* _INSTRUCTIONS TO FOLLOW_:
Among the entries that follow, tally the lines with the string "title". Give no more than the number.

* _INPUT RECORDS_:
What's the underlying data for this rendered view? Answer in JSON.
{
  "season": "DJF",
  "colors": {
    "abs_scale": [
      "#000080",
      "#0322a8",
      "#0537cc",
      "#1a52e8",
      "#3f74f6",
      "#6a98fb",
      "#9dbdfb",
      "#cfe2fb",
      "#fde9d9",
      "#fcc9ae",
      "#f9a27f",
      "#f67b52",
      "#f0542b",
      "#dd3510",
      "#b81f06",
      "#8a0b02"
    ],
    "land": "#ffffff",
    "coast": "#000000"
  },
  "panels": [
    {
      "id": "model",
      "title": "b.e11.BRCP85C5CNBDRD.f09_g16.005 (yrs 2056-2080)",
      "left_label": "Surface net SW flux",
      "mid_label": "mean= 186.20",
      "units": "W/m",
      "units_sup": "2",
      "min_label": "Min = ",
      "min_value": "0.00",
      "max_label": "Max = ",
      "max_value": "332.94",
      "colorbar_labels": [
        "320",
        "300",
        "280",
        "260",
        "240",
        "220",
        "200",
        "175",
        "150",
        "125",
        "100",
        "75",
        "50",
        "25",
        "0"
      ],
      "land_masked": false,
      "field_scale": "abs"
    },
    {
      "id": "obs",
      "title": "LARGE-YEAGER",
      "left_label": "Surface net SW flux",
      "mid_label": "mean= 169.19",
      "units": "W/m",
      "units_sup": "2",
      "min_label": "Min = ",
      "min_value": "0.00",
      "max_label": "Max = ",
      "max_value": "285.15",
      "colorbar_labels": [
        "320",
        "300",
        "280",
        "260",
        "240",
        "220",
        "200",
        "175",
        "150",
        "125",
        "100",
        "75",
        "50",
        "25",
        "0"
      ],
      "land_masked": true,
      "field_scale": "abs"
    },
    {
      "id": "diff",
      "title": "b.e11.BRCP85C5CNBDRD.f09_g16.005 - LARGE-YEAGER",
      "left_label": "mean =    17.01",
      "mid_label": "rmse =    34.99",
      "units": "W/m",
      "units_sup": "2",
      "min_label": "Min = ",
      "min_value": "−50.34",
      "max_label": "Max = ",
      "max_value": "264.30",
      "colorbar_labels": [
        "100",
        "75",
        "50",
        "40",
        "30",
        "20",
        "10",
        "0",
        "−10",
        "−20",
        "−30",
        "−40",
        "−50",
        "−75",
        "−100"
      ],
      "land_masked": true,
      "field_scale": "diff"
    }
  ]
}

* _ANSWER FOR THIS EXERCISE_:
3